**WHAT IS NEEDED**
Copy down every line where the string "name" shows up.

**WORKING DATA**
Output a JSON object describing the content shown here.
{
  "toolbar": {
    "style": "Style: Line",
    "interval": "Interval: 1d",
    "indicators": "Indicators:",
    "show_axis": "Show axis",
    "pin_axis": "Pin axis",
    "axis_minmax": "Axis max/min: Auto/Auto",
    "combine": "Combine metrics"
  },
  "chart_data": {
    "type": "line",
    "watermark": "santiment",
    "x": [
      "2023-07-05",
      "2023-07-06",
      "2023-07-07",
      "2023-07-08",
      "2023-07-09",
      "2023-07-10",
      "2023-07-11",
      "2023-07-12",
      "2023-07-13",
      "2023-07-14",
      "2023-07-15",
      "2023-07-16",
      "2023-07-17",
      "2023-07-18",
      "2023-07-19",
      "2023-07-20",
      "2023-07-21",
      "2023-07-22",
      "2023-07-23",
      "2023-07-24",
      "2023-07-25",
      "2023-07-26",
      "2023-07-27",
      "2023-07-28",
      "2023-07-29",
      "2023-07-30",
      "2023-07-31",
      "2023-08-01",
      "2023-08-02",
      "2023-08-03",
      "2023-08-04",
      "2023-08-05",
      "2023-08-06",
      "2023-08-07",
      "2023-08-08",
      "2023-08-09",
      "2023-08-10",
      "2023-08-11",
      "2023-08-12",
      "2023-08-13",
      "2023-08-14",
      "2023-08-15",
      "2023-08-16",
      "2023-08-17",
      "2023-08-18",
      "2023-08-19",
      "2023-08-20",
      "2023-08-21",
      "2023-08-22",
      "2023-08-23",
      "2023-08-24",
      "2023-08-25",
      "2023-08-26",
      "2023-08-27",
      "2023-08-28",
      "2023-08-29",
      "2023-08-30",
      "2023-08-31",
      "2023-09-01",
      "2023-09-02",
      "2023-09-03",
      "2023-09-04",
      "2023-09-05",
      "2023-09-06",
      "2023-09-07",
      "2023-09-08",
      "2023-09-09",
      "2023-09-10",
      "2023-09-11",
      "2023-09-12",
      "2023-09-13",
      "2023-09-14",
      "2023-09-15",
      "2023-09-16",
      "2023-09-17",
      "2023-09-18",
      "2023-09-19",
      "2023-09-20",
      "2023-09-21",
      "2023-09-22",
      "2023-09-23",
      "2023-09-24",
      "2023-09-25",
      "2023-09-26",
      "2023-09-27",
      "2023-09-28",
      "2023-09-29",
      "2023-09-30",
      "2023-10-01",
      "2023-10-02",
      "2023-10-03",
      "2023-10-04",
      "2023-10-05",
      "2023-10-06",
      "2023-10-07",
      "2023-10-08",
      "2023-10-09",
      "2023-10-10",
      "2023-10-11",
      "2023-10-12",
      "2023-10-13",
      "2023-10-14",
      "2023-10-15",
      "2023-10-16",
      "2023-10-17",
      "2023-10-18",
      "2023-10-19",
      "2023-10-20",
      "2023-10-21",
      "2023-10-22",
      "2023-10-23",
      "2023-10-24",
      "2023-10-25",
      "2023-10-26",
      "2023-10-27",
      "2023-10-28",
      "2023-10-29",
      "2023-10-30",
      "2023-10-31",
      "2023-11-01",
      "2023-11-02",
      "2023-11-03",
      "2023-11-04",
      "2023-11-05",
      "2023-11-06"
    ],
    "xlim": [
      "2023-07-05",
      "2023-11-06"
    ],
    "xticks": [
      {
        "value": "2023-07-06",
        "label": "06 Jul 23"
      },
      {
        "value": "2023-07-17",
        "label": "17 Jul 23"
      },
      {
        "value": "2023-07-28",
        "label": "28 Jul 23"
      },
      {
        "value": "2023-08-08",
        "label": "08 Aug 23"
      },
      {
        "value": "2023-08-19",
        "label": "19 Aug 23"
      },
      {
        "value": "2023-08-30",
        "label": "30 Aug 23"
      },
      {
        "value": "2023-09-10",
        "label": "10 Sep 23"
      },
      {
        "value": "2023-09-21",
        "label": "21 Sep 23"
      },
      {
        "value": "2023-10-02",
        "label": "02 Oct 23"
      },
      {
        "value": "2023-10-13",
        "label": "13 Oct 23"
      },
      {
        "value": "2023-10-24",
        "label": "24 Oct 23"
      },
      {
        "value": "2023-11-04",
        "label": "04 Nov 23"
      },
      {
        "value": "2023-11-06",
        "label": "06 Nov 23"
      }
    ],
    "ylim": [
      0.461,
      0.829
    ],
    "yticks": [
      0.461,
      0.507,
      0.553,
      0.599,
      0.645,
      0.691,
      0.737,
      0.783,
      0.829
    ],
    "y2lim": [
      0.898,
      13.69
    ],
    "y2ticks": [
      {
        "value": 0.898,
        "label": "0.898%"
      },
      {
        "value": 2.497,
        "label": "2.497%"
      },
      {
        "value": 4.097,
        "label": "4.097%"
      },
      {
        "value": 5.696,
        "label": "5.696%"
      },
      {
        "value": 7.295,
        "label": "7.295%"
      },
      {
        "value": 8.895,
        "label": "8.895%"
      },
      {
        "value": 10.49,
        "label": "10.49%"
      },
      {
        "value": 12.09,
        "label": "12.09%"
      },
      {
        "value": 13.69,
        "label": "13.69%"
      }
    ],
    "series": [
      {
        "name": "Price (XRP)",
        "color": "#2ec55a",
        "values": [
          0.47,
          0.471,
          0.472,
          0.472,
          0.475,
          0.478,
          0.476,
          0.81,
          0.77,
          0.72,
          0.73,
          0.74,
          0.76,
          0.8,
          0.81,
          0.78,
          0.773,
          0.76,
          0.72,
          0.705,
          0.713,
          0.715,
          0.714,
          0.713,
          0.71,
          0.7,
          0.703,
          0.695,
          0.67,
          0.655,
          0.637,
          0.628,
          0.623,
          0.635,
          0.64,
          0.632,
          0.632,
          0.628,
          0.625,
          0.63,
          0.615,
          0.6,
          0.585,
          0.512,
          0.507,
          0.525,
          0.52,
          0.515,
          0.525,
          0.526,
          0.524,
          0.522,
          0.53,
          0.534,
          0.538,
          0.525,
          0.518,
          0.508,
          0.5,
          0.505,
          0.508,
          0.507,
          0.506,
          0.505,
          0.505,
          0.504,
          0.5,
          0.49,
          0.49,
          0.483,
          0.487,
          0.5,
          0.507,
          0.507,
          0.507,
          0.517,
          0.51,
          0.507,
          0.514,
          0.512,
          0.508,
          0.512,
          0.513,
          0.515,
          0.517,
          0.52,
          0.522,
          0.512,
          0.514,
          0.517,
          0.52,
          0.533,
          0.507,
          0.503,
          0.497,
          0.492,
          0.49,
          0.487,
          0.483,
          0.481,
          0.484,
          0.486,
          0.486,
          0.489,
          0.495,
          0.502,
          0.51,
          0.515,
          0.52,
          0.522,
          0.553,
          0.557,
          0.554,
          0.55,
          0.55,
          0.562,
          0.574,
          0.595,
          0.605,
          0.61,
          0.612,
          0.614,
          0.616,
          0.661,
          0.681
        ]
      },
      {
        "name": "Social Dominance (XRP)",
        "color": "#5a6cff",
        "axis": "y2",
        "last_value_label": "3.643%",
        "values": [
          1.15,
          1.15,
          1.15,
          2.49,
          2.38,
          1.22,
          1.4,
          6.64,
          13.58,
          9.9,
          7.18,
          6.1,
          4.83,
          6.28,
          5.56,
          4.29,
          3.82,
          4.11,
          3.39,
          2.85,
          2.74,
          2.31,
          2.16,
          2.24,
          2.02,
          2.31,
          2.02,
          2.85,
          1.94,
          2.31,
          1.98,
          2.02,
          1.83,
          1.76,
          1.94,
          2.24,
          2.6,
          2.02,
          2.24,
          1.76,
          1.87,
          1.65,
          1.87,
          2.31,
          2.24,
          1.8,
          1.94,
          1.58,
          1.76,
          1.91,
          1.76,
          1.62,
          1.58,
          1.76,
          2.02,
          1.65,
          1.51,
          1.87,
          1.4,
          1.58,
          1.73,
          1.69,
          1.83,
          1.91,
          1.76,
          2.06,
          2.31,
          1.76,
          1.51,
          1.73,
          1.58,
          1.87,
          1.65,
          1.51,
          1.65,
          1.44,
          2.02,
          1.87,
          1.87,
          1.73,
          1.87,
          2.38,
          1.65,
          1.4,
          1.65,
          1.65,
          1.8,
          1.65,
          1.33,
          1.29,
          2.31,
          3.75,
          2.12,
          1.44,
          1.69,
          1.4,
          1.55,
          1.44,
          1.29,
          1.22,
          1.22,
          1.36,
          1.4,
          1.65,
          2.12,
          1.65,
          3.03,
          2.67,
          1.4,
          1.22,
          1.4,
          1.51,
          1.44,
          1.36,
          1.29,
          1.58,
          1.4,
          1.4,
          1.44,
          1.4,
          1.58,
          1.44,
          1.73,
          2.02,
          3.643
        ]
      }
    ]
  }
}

**COMPLETE ANSWER**
        "name": "Price (XRP)",
        "name": "Social Dominance (XRP)",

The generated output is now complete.